| The exercise |
Every record below is to be retyped exactly.

START Dataset extract

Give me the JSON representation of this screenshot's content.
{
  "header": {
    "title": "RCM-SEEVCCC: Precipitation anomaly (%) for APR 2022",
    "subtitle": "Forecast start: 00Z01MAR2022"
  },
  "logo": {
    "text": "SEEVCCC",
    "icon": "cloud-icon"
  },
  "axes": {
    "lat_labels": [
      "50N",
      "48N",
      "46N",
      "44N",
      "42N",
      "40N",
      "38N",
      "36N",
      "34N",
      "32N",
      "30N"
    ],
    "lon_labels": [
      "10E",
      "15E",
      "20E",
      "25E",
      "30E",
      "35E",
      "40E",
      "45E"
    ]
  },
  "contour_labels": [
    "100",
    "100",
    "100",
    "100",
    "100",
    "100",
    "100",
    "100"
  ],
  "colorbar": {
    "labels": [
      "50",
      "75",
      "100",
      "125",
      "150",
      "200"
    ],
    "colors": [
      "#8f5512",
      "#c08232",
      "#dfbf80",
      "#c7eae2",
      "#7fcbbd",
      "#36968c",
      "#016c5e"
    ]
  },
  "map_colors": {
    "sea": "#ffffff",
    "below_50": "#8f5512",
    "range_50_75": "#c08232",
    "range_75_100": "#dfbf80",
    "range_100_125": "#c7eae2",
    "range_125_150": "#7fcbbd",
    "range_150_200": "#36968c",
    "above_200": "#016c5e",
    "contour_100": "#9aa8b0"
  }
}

END Dataset extract

| Correct answer |
Give me the JSON representation of this screenshot's content.
{
  "header": {
    "title": "RCM-SEEVCCC: Precipitation anomaly (%) for APR 2022",
    "subtitle": "Forecast start: 00Z01MAR2022"
  },
  "logo": {
    "text": "SEEVCCC",
    "icon": "cloud-icon"
  },
  "axes": {
    "lat_labels": [
      "50N",
      "48N",
      "46N",
      "44N",
      "42N",
      "40N",
      "38N",
      "36N",
      "34N",
      "32N",
      "30N"
    ],
    "lon_labels": [
      "10E",
      "15E",
      "20E",
      "25E",
      "30E",
      "35E",
      "40E",
      "45E"
    ]
  },
  "contour_labels": [
    "100",
    "100",
    "100",
    "100",
    "100",
    "100",
    "100",
    "100"
  ],
  "colorbar": {
    "labels": [
      "50",
      "75",
      "100",
      "125",
      "150",
      "200"
    ],
    "colors": [
      "#8f5512",
      "#c08232",
      "#dfbf80",
      "#c7eae2",
      "#7fcbbd",
      "#36968c",
      "#016c5e"
    ]
  },
  "map_colors": {
    "sea": "#ffffff",
    "below_50": "#8f5512",
    "range_50_75": "#c08232",
    "range_75_100": "#dfbf80",
    "range_100_125": "#c7eae2",
    "range_125_150": "#7fcbbd",
    "range_150_200": "#36968c",
    "above_200": "#016c5e",
    "contour_100": "#9aa8b0"
  }
}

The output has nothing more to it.